=== LISTED ENTRIES ===
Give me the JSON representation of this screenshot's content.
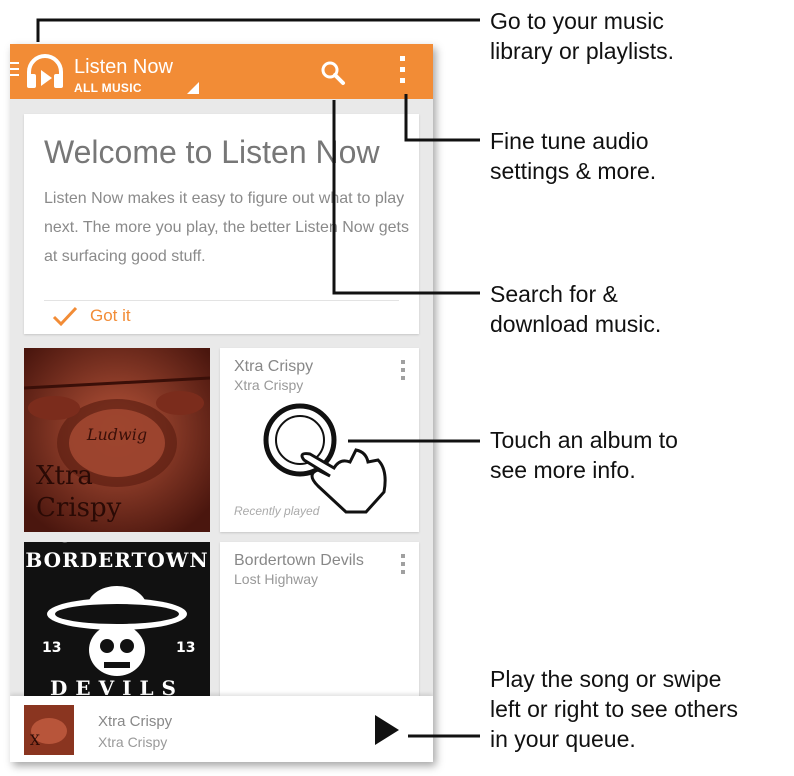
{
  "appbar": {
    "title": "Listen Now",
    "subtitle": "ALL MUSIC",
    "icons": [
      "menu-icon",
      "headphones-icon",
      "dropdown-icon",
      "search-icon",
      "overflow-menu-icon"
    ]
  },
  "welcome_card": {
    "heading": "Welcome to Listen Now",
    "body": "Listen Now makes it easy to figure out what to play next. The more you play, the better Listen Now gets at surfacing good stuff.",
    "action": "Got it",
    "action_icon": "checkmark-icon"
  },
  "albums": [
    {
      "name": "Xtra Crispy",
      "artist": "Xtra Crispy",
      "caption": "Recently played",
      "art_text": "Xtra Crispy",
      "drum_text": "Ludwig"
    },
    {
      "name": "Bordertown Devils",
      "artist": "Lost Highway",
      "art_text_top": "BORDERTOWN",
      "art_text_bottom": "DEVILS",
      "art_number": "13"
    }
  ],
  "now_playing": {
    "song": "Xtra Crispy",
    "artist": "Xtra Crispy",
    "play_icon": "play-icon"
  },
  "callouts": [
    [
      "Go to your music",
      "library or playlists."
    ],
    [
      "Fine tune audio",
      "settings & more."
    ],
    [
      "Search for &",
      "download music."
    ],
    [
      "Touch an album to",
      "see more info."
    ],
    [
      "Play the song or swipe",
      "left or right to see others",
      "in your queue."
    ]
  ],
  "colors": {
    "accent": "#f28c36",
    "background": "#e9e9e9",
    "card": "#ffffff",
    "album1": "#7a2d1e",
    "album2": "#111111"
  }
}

==

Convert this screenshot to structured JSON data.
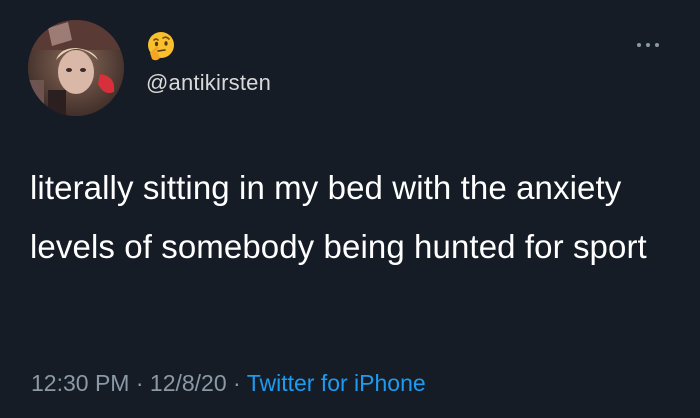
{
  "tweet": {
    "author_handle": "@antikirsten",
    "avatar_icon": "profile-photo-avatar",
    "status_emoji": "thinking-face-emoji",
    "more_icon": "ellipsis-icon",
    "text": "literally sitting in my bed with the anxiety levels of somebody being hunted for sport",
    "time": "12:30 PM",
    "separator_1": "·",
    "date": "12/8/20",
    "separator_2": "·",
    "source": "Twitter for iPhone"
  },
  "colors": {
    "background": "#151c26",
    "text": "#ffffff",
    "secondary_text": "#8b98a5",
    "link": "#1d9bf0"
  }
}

=== INSTRUCTION ===
Track down all lines above with the string "screenshot" and copy them.

=== TASK SOLUTION ===
Give me the JSON representation of this screenshot's content.
Convert this screenshot to structured JSON data.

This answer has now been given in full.